◆ **Requirements**: Write out the listing below without alteration, omitting its pictures.

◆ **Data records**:
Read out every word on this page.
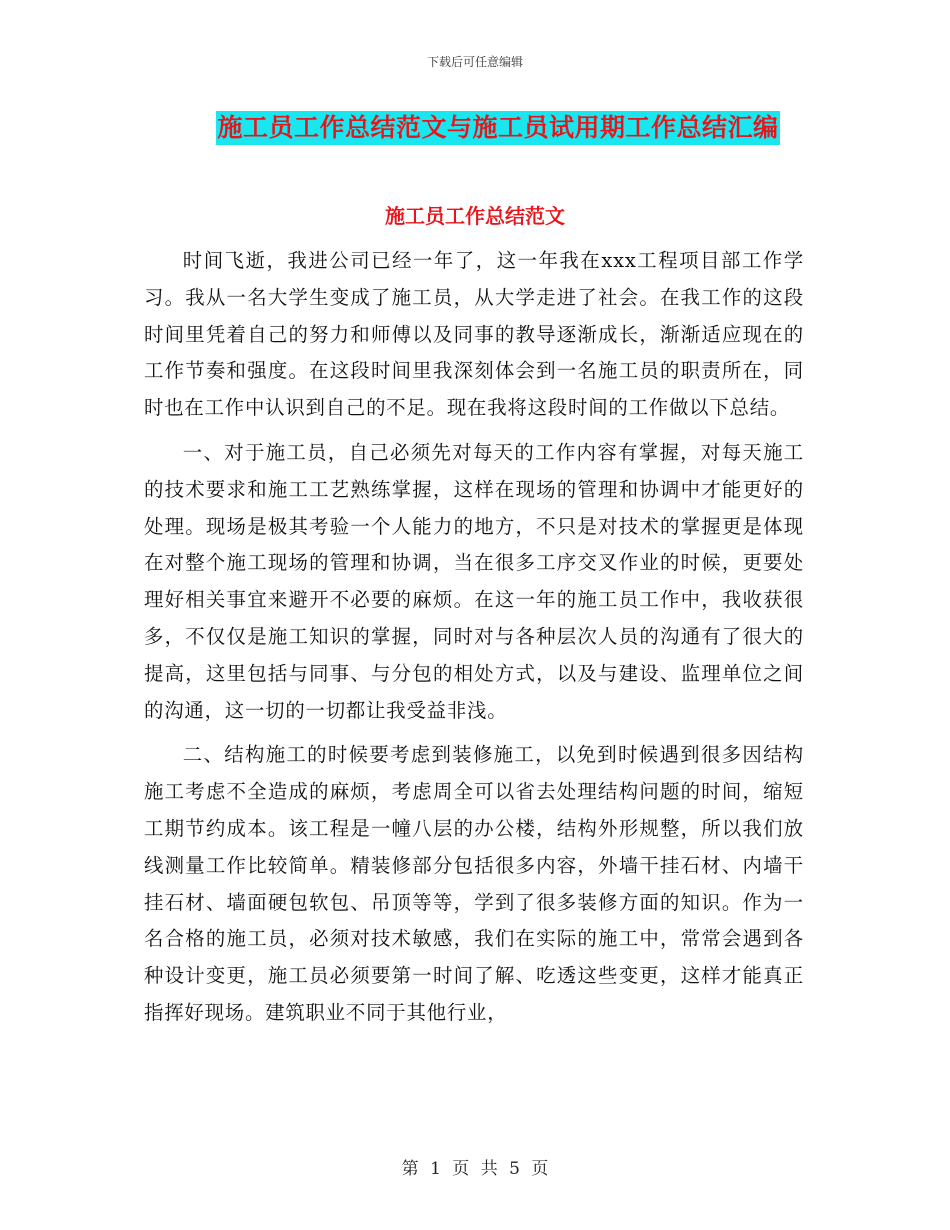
下载后可任意编辑
施工员工作总结范文与施工员试用期工作总结汇编
施工员工作总结范文

时间飞逝，我进公司已经一年了，这一年我在xxx工程项目部工作学习。我从一名大学生变成了施工员，从大学走进了社会。在我工作的这段时间里凭着自己的努力和师傅以及同事的教导逐渐成长，渐渐适应现在的工作节奏和强度。在这段时间里我深刻体会到一名施工员的职责所在，同时也在工作中认识到自己的不足。现在我将这段时间的工作做以下总结。

一、对于施工员，自己必须先对每天的工作内容有掌握，对每天施工的技术要求和施工工艺熟练掌握，这样在现场的管理和协调中才能更好的处理。现场是极其考验一个人能力的地方，不只是对技术的掌握更是体现在对整个施工现场的管理和协调，当在很多工序交叉作业的时候，更要处理好相关事宜来避开不必要的麻烦。在这一年的施工员工作中，我收获很多，不仅仅是施工知识的掌握，同时对与各种层次人员的沟通有了很大的提高，这里包括与同事、与分包的相处方式，以及与建设、监理单位之间的沟通，这一切的一切都让我受益非浅。

二、结构施工的时候要考虑到装修施工，以免到时候遇到很多因结构施工考虑不全造成的麻烦，考虑周全可以省去处理结构问题的时间，缩短工期节约成本。该工程是一幢八层的办公楼，结构外形规整，所以我们放线测量工作比较简单。精装修部分包括很多内容，外墙干挂石材、内墙干挂石材、墙面硬包软包、吊顶等等，学到了很多装修方面的知识。作为一名合格的施工员，必须对技术敏感，我们在实际的施工中，常常会遇到各种设计变更，施工员必须要第一时间了解、吃透这些变更，这样才能真正指挥好现场。建筑职业不同于其他行业，

第 1 页 共 5 页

◆ **The result**:
Read out every word on this page.
下载后可任意编辑
施工员工作总结范文与施工员试用期工作总结汇编
施工员工作总结范文

时间飞逝，我进公司已经一年了，这一年我在xxx工程项目部工作学习。我从一名大学生变成了施工员，从大学走进了社会。在我工作的这段时间里凭着自己的努力和师傅以及同事的教导逐渐成长，渐渐适应现在的工作节奏和强度。在这段时间里我深刻体会到一名施工员的职责所在，同时也在工作中认识到自己的不足。现在我将这段时间的工作做以下总结。

一、对于施工员，自己必须先对每天的工作内容有掌握，对每天施工的技术要求和施工工艺熟练掌握，这样在现场的管理和协调中才能更好的处理。现场是极其考验一个人能力的地方，不只是对技术的掌握更是体现在对整个施工现场的管理和协调，当在很多工序交叉作业的时候，更要处理好相关事宜来避开不必要的麻烦。在这一年的施工员工作中，我收获很多，不仅仅是施工知识的掌握，同时对与各种层次人员的沟通有了很大的提高，这里包括与同事、与分包的相处方式，以及与建设、监理单位之间的沟通，这一切的一切都让我受益非浅。

二、结构施工的时候要考虑到装修施工，以免到时候遇到很多因结构施工考虑不全造成的麻烦，考虑周全可以省去处理结构问题的时间，缩短工期节约成本。该工程是一幢八层的办公楼，结构外形规整，所以我们放线测量工作比较简单。精装修部分包括很多内容，外墙干挂石材、内墙干挂石材、墙面硬包软包、吊顶等等，学到了很多装修方面的知识。作为一名合格的施工员，必须对技术敏感，我们在实际的施工中，常常会遇到各种设计变更，施工员必须要第一时间了解、吃透这些变更，这样才能真正指挥好现场。建筑职业不同于其他行业，

第 1 页 共 5 页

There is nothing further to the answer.